• TASK DIRECTIONS
Whichever lines of the entries hold the word "text" should be identified and copied.

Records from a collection
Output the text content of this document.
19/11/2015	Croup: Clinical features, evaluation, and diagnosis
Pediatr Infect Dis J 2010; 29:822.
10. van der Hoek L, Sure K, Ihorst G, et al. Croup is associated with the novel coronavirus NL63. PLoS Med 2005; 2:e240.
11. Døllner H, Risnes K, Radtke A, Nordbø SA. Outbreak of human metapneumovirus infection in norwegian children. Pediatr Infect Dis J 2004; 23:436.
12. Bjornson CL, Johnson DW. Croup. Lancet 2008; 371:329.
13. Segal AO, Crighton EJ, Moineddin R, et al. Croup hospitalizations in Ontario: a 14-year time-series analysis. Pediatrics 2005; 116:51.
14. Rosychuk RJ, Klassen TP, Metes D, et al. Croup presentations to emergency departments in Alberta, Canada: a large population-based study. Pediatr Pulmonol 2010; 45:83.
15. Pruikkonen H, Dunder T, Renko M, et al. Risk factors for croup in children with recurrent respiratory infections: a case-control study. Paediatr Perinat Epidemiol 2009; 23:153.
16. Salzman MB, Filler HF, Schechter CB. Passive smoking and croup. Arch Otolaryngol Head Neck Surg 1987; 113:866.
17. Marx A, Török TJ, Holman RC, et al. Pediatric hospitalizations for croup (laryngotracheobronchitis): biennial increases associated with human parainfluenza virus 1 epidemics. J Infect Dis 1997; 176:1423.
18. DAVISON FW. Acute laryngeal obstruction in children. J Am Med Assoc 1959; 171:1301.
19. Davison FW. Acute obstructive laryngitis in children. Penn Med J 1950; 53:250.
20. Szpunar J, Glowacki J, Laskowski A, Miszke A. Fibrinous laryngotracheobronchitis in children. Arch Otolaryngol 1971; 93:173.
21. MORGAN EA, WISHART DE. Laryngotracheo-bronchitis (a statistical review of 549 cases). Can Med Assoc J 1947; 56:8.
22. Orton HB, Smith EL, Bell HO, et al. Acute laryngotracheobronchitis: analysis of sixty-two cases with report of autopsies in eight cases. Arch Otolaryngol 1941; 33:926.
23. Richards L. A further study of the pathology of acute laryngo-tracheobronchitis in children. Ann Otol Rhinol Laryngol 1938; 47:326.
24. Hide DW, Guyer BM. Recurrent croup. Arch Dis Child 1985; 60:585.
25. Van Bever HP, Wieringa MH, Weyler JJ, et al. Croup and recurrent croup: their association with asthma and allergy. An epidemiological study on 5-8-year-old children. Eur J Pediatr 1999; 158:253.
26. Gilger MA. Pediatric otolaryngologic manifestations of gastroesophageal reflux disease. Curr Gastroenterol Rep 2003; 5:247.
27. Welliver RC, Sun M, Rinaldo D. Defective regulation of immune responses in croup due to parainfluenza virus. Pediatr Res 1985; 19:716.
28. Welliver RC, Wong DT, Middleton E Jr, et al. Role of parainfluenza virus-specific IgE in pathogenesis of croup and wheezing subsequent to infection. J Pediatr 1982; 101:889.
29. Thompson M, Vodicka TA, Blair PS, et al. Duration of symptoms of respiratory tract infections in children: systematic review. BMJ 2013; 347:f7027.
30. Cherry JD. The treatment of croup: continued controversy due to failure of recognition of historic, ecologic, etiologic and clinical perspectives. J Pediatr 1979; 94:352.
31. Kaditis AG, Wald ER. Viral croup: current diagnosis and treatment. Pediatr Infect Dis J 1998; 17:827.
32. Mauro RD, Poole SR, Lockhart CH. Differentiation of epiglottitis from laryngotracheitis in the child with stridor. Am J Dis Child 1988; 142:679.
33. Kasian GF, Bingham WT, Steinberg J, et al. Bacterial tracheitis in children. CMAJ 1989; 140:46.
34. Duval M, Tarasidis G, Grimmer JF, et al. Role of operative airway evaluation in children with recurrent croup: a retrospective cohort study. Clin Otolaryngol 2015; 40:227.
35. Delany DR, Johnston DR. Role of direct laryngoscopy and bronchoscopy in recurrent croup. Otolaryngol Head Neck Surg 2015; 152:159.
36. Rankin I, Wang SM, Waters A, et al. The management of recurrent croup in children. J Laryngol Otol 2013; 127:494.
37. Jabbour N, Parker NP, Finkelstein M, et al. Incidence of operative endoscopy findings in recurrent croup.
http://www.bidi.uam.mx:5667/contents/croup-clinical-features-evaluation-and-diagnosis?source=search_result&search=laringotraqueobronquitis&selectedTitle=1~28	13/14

==

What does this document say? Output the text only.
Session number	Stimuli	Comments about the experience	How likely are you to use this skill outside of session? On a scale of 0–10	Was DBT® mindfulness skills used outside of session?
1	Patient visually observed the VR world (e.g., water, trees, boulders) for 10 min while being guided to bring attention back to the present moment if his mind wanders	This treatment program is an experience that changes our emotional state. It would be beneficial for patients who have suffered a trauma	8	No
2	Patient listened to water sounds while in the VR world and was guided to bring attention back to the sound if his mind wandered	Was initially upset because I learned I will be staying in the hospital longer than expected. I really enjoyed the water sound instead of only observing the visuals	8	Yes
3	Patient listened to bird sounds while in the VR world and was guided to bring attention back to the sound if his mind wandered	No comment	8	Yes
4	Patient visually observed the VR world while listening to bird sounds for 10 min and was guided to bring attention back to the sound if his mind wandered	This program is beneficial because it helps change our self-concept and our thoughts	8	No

• TASK RESULT
Output the text content of this document.
What does this document say? Output the text only.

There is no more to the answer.